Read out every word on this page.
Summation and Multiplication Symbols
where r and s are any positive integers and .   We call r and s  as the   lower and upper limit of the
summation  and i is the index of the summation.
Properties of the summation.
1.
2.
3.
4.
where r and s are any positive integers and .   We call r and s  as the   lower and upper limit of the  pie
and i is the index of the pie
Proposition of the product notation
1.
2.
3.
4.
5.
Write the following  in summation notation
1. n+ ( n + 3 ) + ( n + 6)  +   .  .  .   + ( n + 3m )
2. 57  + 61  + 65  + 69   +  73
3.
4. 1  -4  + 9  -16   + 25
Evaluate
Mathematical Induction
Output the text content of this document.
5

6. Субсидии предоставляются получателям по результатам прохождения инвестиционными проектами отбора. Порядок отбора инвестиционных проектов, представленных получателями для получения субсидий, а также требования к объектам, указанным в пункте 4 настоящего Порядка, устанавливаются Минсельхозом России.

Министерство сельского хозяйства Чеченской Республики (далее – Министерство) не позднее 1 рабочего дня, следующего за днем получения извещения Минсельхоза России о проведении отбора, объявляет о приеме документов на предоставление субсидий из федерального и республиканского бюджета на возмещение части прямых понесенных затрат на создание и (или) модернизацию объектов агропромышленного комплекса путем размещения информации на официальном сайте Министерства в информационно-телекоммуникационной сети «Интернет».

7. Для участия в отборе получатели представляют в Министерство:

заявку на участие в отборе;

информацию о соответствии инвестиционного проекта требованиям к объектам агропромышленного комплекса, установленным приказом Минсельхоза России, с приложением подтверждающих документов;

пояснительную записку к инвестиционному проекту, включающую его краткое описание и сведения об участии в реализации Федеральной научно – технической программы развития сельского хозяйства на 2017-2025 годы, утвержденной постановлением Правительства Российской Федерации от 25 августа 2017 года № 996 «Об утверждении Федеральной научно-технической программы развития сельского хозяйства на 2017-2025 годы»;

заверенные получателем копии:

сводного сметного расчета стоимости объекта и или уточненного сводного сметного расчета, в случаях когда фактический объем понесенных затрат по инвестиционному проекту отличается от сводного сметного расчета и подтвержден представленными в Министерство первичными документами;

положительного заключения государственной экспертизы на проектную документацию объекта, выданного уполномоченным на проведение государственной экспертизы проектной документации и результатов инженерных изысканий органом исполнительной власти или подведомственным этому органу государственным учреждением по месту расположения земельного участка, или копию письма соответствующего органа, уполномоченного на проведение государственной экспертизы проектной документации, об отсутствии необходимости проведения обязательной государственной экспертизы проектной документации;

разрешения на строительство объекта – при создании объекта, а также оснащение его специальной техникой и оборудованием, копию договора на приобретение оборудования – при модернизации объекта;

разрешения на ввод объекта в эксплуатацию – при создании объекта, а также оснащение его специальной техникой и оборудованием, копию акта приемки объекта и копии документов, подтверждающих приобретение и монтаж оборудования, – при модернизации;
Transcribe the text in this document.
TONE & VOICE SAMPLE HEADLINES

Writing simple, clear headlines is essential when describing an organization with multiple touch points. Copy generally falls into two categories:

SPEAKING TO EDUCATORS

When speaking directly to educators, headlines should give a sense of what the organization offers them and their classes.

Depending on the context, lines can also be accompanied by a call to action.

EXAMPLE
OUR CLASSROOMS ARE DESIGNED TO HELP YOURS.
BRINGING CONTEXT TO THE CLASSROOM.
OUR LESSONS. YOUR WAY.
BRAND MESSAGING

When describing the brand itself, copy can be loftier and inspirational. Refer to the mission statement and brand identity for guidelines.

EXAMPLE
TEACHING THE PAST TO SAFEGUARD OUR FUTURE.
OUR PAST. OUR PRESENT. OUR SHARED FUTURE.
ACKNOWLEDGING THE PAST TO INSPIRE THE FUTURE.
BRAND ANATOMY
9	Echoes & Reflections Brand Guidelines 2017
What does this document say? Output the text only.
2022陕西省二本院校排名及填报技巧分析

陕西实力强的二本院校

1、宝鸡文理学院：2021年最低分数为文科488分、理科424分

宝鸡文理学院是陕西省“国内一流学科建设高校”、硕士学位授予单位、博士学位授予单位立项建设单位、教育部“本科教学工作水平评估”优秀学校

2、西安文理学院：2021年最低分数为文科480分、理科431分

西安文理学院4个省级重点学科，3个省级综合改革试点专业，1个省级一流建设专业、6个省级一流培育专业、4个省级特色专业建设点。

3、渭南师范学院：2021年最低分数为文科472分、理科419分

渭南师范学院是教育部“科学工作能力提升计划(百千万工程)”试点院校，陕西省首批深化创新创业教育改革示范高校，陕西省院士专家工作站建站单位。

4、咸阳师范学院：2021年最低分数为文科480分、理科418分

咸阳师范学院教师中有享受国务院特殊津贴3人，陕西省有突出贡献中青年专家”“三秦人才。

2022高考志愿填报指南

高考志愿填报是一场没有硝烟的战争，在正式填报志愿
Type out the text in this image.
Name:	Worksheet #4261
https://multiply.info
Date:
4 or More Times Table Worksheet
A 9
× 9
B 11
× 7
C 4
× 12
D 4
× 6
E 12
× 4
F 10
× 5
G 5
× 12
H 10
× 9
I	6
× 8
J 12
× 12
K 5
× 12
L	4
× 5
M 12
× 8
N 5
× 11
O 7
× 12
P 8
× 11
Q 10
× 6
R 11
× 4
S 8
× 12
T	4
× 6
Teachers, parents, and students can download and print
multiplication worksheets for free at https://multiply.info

> TASK STATEMENT
Please copy out each record, character for character.

> WRITTEN REPLY
Read out every word on this page.
Summation and Multiplication Symbols
where r and s are any positive integers and .   We call r and s  as the   lower and upper limit of the
summation  and i is the index of the summation.
Properties of the summation.
1.
2.
3.
4.
where r and s are any positive integers and .   We call r and s  as the   lower and upper limit of the  pie
and i is the index of the pie
Proposition of the product notation
1.
2.
3.
4.
5.
Write the following  in summation notation
1. n+ ( n + 3 ) + ( n + 6)  +   .  .  .   + ( n + 3m )
2. 57  + 61  + 65  + 69   +  73
3.
4. 1  -4  + 9  -16   + 25
Evaluate
Mathematical Induction
Output the text content of this document.
5

6. Субсидии предоставляются получателям по результатам прохождения инвестиционными проектами отбора. Порядок отбора инвестиционных проектов, представленных получателями для получения субсидий, а также требования к объектам, указанным в пункте 4 настоящего Порядка, устанавливаются Минсельхозом России.

Министерство сельского хозяйства Чеченской Республики (далее – Министерство) не позднее 1 рабочего дня, следующего за днем получения извещения Минсельхоза России о проведении отбора, объявляет о приеме документов на предоставление субсидий из федерального и республиканского бюджета на возмещение части прямых понесенных затрат на создание и (или) модернизацию объектов агропромышленного комплекса путем размещения информации на официальном сайте Министерства в информационно-телекоммуникационной сети «Интернет».

7. Для участия в отборе получатели представляют в Министерство:

заявку на участие в отборе;

информацию о соответствии инвестиционного проекта требованиям к объектам агропромышленного комплекса, установленным приказом Минсельхоза России, с приложением подтверждающих документов;

пояснительную записку к инвестиционному проекту, включающую его краткое описание и сведения об участии в реализации Федеральной научно – технической программы развития сельского хозяйства на 2017-2025 годы, утвержденной постановлением Правительства Российской Федерации от 25 августа 2017 года № 996 «Об утверждении Федеральной научно-технической программы развития сельского хозяйства на 2017-2025 годы»;

заверенные получателем копии:

сводного сметного расчета стоимости объекта и или уточненного сводного сметного расчета, в случаях когда фактический объем понесенных затрат по инвестиционному проекту отличается от сводного сметного расчета и подтвержден представленными в Министерство первичными документами;

положительного заключения государственной экспертизы на проектную документацию объекта, выданного уполномоченным на проведение государственной экспертизы проектной документации и результатов инженерных изысканий органом исполнительной власти или подведомственным этому органу государственным учреждением по месту расположения земельного участка, или копию письма соответствующего органа, уполномоченного на проведение государственной экспертизы проектной документации, об отсутствии необходимости проведения обязательной государственной экспертизы проектной документации;

разрешения на строительство объекта – при создании объекта, а также оснащение его специальной техникой и оборудованием, копию договора на приобретение оборудования – при модернизации объекта;

разрешения на ввод объекта в эксплуатацию – при создании объекта, а также оснащение его специальной техникой и оборудованием, копию акта приемки объекта и копии документов, подтверждающих приобретение и монтаж оборудования, – при модернизации;
Transcribe the text in this document.
TONE & VOICE SAMPLE HEADLINES

Writing simple, clear headlines is essential when describing an organization with multiple touch points. Copy generally falls into two categories:

SPEAKING TO EDUCATORS

When speaking directly to educators, headlines should give a sense of what the organization offers them and their classes.

Depending on the context, lines can also be accompanied by a call to action.

EXAMPLE
OUR CLASSROOMS ARE DESIGNED TO HELP YOURS.
BRINGING CONTEXT TO THE CLASSROOM.
OUR LESSONS. YOUR WAY.
BRAND MESSAGING

When describing the brand itself, copy can be loftier and inspirational. Refer to the mission statement and brand identity for guidelines.

EXAMPLE
TEACHING THE PAST TO SAFEGUARD OUR FUTURE.
OUR PAST. OUR PRESENT. OUR SHARED FUTURE.
ACKNOWLEDGING THE PAST TO INSPIRE THE FUTURE.
BRAND ANATOMY
9	Echoes & Reflections Brand Guidelines 2017
What does this document say? Output the text only.
2022陕西省二本院校排名及填报技巧分析

陕西实力强的二本院校

1、宝鸡文理学院：2021年最低分数为文科488分、理科424分

宝鸡文理学院是陕西省“国内一流学科建设高校”、硕士学位授予单位、博士学位授予单位立项建设单位、教育部“本科教学工作水平评估”优秀学校

2、西安文理学院：2021年最低分数为文科480分、理科431分

西安文理学院4个省级重点学科，3个省级综合改革试点专业，1个省级一流建设专业、6个省级一流培育专业、4个省级特色专业建设点。

3、渭南师范学院：2021年最低分数为文科472分、理科419分

渭南师范学院是教育部“科学工作能力提升计划(百千万工程)”试点院校，陕西省首批深化创新创业教育改革示范高校，陕西省院士专家工作站建站单位。

4、咸阳师范学院：2021年最低分数为文科480分、理科418分

咸阳师范学院教师中有享受国务院特殊津贴3人，陕西省有突出贡献中青年专家”“三秦人才。

2022高考志愿填报指南

高考志愿填报是一场没有硝烟的战争，在正式填报志愿
Type out the text in this image.
Name:	Worksheet #4261
https://multiply.info
Date:
4 or More Times Table Worksheet
A 9
× 9
B 11
× 7
C 4
× 12
D 4
× 6
E 12
× 4
F 10
× 5
G 5
× 12
H 10
× 9
I	6
× 8
J 12
× 12
K 5
× 12
L	4
× 5
M 12
× 8
N 5
× 11
O 7
× 12
P 8
× 11
Q 10
× 6
R 11
× 4
S 8
× 12
T	4
× 6
Teachers, parents, and students can download and print
multiplication worksheets for free at https://multiply.info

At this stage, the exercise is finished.